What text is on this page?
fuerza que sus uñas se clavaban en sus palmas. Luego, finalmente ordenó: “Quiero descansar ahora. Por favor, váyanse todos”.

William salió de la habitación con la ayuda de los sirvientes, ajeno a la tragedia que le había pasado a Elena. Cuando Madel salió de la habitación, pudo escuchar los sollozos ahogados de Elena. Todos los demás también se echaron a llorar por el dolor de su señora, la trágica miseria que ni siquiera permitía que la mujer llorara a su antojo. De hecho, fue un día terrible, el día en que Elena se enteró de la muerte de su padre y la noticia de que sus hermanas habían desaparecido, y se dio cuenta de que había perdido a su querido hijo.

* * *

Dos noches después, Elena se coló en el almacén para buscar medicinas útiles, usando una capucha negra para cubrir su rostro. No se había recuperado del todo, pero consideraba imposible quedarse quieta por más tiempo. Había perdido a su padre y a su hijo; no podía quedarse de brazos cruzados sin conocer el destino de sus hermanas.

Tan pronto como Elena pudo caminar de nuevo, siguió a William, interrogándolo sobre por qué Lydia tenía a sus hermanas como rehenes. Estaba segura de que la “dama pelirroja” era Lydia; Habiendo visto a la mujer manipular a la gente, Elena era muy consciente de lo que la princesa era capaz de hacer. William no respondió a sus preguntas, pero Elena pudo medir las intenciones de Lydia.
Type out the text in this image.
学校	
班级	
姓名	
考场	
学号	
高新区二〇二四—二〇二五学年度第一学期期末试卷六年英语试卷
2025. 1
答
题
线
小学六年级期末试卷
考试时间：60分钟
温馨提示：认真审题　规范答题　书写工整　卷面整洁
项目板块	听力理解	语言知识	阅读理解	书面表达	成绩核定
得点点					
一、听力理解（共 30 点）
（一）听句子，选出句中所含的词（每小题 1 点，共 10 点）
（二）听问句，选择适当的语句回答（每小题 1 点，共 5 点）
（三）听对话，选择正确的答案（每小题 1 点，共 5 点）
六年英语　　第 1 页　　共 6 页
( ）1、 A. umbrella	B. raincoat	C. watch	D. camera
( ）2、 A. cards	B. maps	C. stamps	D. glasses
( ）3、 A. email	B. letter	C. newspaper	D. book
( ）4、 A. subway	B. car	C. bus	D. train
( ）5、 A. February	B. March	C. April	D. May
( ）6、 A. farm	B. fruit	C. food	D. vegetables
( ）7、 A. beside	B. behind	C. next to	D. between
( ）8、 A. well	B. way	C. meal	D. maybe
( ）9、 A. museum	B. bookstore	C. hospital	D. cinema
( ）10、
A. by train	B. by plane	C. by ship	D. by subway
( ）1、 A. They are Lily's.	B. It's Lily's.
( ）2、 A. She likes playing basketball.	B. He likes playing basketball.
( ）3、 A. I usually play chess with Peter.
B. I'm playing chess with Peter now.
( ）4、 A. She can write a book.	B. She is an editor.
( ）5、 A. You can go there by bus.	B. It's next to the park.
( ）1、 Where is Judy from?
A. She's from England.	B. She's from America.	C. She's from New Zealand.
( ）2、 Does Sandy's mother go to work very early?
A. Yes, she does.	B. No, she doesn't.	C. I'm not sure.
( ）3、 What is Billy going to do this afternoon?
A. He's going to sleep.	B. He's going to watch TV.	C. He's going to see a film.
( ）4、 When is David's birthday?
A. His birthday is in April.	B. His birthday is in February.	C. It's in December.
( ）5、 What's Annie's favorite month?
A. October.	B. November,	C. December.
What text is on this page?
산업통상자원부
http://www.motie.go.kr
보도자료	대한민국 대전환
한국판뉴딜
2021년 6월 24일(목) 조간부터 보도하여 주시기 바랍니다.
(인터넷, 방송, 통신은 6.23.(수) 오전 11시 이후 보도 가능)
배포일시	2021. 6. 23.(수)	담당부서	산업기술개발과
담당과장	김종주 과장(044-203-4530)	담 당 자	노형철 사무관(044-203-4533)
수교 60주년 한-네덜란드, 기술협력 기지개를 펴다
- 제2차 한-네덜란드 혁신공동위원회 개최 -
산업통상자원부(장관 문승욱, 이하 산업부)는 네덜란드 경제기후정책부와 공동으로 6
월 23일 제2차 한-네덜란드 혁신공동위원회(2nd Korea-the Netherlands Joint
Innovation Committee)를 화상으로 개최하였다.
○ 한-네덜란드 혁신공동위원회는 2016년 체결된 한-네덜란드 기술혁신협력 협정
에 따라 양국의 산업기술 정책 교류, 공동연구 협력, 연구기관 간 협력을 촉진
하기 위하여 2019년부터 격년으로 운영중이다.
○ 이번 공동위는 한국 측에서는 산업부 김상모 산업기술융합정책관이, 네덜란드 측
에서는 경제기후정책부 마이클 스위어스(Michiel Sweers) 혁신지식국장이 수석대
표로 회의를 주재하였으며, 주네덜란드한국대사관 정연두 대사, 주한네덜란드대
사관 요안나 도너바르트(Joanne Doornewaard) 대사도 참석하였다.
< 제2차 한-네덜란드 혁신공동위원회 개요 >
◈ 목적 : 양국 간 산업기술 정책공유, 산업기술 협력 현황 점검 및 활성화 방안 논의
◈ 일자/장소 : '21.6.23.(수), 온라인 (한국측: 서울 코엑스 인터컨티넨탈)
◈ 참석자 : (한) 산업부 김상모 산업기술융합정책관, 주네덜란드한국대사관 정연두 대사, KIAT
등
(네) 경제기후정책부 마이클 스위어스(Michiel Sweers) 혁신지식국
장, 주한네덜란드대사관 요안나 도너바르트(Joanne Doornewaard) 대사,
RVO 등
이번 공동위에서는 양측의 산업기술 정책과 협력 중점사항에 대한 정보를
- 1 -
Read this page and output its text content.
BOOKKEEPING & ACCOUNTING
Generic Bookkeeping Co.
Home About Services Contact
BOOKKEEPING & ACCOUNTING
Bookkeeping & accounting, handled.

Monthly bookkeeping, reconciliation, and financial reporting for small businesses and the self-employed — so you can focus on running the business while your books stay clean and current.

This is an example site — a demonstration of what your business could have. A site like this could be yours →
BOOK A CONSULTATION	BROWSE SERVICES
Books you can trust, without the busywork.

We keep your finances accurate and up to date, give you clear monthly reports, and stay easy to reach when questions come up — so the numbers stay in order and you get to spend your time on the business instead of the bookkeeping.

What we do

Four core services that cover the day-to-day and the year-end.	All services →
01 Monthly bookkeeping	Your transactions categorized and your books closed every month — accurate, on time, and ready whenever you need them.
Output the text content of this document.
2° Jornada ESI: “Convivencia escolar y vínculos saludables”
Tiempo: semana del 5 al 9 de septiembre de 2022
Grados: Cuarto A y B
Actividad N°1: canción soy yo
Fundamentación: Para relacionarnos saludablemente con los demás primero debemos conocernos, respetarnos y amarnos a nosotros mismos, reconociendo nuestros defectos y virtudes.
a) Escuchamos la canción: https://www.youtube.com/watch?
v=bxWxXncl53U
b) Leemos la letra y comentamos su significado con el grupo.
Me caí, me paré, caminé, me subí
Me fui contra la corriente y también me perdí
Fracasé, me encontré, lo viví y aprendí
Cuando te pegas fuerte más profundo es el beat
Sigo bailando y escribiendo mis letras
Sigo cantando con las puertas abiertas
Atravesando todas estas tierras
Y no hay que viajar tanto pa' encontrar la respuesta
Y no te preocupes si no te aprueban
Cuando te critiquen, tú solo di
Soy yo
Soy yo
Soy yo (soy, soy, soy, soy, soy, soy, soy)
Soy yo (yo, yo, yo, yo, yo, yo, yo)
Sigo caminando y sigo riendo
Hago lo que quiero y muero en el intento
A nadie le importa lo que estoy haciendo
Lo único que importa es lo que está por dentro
■ ■ ■ ■ ■ ■ ■
*OBJECTIVE*: Retype every record above exactly as written.

*TASK OUTPUT*:
What text is on this page?
fuerza que sus uñas se clavaban en sus palmas. Luego, finalmente ordenó: “Quiero descansar ahora. Por favor, váyanse todos”.

William salió de la habitación con la ayuda de los sirvientes, ajeno a la tragedia que le había pasado a Elena. Cuando Madel salió de la habitación, pudo escuchar los sollozos ahogados de Elena. Todos los demás también se echaron a llorar por el dolor de su señora, la trágica miseria que ni siquiera permitía que la mujer llorara a su antojo. De hecho, fue un día terrible, el día en que Elena se enteró de la muerte de su padre y la noticia de que sus hermanas habían desaparecido, y se dio cuenta de que había perdido a su querido hijo.

* * *

Dos noches después, Elena se coló en el almacén para buscar medicinas útiles, usando una capucha negra para cubrir su rostro. No se había recuperado del todo, pero consideraba imposible quedarse quieta por más tiempo. Había perdido a su padre y a su hijo; no podía quedarse de brazos cruzados sin conocer el destino de sus hermanas.

Tan pronto como Elena pudo caminar de nuevo, siguió a William, interrogándolo sobre por qué Lydia tenía a sus hermanas como rehenes. Estaba segura de que la “dama pelirroja” era Lydia; Habiendo visto a la mujer manipular a la gente, Elena era muy consciente de lo que la princesa era capaz de hacer. William no respondió a sus preguntas, pero Elena pudo medir las intenciones de Lydia.
Type out the text in this image.
学校	
班级	
姓名	
考场	
学号	
高新区二〇二四—二〇二五学年度第一学期期末试卷六年英语试卷
2025. 1
答
题
线
小学六年级期末试卷
考试时间：60分钟
温馨提示：认真审题　规范答题　书写工整　卷面整洁
项目板块	听力理解	语言知识	阅读理解	书面表达	成绩核定
得点点					
一、听力理解（共 30 点）
（一）听句子，选出句中所含的词（每小题 1 点，共 10 点）
（二）听问句，选择适当的语句回答（每小题 1 点，共 5 点）
（三）听对话，选择正确的答案（每小题 1 点，共 5 点）
六年英语　　第 1 页　　共 6 页
( ）1、 A. umbrella	B. raincoat	C. watch	D. camera
( ）2、 A. cards	B. maps	C. stamps	D. glasses
( ）3、 A. email	B. letter	C. newspaper	D. book
( ）4、 A. subway	B. car	C. bus	D. train
( ）5、 A. February	B. March	C. April	D. May
( ）6、 A. farm	B. fruit	C. food	D. vegetables
( ）7、 A. beside	B. behind	C. next to	D. between
( ）8、 A. well	B. way	C. meal	D. maybe
( ）9、 A. museum	B. bookstore	C. hospital	D. cinema
( ）10、
A. by train	B. by plane	C. by ship	D. by subway
( ）1、 A. They are Lily's.	B. It's Lily's.
( ）2、 A. She likes playing basketball.	B. He likes playing basketball.
( ）3、 A. I usually play chess with Peter.
B. I'm playing chess with Peter now.
( ）4、 A. She can write a book.	B. She is an editor.
( ）5、 A. You can go there by bus.	B. It's next to the park.
( ）1、 Where is Judy from?
A. She's from England.	B. She's from America.	C. She's from New Zealand.
( ）2、 Does Sandy's mother go to work very early?
A. Yes, she does.	B. No, she doesn't.	C. I'm not sure.
( ）3、 What is Billy going to do this afternoon?
A. He's going to sleep.	B. He's going to watch TV.	C. He's going to see a film.
( ）4、 When is David's birthday?
A. His birthday is in April.	B. His birthday is in February.	C. It's in December.
( ）5、 What's Annie's favorite month?
A. October.	B. November,	C. December.
What text is on this page?
산업통상자원부
http://www.motie.go.kr
보도자료	대한민국 대전환
한국판뉴딜
2021년 6월 24일(목) 조간부터 보도하여 주시기 바랍니다.
(인터넷, 방송, 통신은 6.23.(수) 오전 11시 이후 보도 가능)
배포일시	2021. 6. 23.(수)	담당부서	산업기술개발과
담당과장	김종주 과장(044-203-4530)	담 당 자	노형철 사무관(044-203-4533)
수교 60주년 한-네덜란드, 기술협력 기지개를 펴다
- 제2차 한-네덜란드 혁신공동위원회 개최 -
산업통상자원부(장관 문승욱, 이하 산업부)는 네덜란드 경제기후정책부와 공동으로 6
월 23일 제2차 한-네덜란드 혁신공동위원회(2nd Korea-the Netherlands Joint
Innovation Committee)를 화상으로 개최하였다.
○ 한-네덜란드 혁신공동위원회는 2016년 체결된 한-네덜란드 기술혁신협력 협정
에 따라 양국의 산업기술 정책 교류, 공동연구 협력, 연구기관 간 협력을 촉진
하기 위하여 2019년부터 격년으로 운영중이다.
○ 이번 공동위는 한국 측에서는 산업부 김상모 산업기술융합정책관이, 네덜란드 측
에서는 경제기후정책부 마이클 스위어스(Michiel Sweers) 혁신지식국장이 수석대
표로 회의를 주재하였으며, 주네덜란드한국대사관 정연두 대사, 주한네덜란드대
사관 요안나 도너바르트(Joanne Doornewaard) 대사도 참석하였다.
< 제2차 한-네덜란드 혁신공동위원회 개요 >
◈ 목적 : 양국 간 산업기술 정책공유, 산업기술 협력 현황 점검 및 활성화 방안 논의
◈ 일자/장소 : '21.6.23.(수), 온라인 (한국측: 서울 코엑스 인터컨티넨탈)
◈ 참석자 : (한) 산업부 김상모 산업기술융합정책관, 주네덜란드한국대사관 정연두 대사, KIAT
등
(네) 경제기후정책부 마이클 스위어스(Michiel Sweers) 혁신지식국
장, 주한네덜란드대사관 요안나 도너바르트(Joanne Doornewaard) 대사,
RVO 등
이번 공동위에서는 양측의 산업기술 정책과 협력 중점사항에 대한 정보를
- 1 -
Read this page and output its text content.
BOOKKEEPING & ACCOUNTING
Generic Bookkeeping Co.
Home About Services Contact
BOOKKEEPING & ACCOUNTING
Bookkeeping & accounting, handled.

Monthly bookkeeping, reconciliation, and financial reporting for small businesses and the self-employed — so you can focus on running the business while your books stay clean and current.

This is an example site — a demonstration of what your business could have. A site like this could be yours →
BOOK A CONSULTATION	BROWSE SERVICES
Books you can trust, without the busywork.

We keep your finances accurate and up to date, give you clear monthly reports, and stay easy to reach when questions come up — so the numbers stay in order and you get to spend your time on the business instead of the bookkeeping.

What we do

Four core services that cover the day-to-day and the year-end.	All services →
01 Monthly bookkeeping	Your transactions categorized and your books closed every month — accurate, on time, and ready whenever you need them.
Output the text content of this document.
2° Jornada ESI: “Convivencia escolar y vínculos saludables”
Tiempo: semana del 5 al 9 de septiembre de 2022
Grados: Cuarto A y B
Actividad N°1: canción soy yo
Fundamentación: Para relacionarnos saludablemente con los demás primero debemos conocernos, respetarnos y amarnos a nosotros mismos, reconociendo nuestros defectos y virtudes.
a) Escuchamos la canción: https://www.youtube.com/watch?
v=bxWxXncl53U
b) Leemos la letra y comentamos su significado con el grupo.
Me caí, me paré, caminé, me subí
Me fui contra la corriente y también me perdí
Fracasé, me encontré, lo viví y aprendí
Cuando te pegas fuerte más profundo es el beat
Sigo bailando y escribiendo mis letras
Sigo cantando con las puertas abiertas
Atravesando todas estas tierras
Y no hay que viajar tanto pa' encontrar la respuesta
Y no te preocupes si no te aprueban
Cuando te critiquen, tú solo di
Soy yo
Soy yo
Soy yo (soy, soy, soy, soy, soy, soy, soy)
Soy yo (yo, yo, yo, yo, yo, yo, yo)
Sigo caminando y sigo riendo
Hago lo que quiero y muero en el intento
A nadie le importa lo que estoy haciendo
Lo único que importa es lo que está por dentro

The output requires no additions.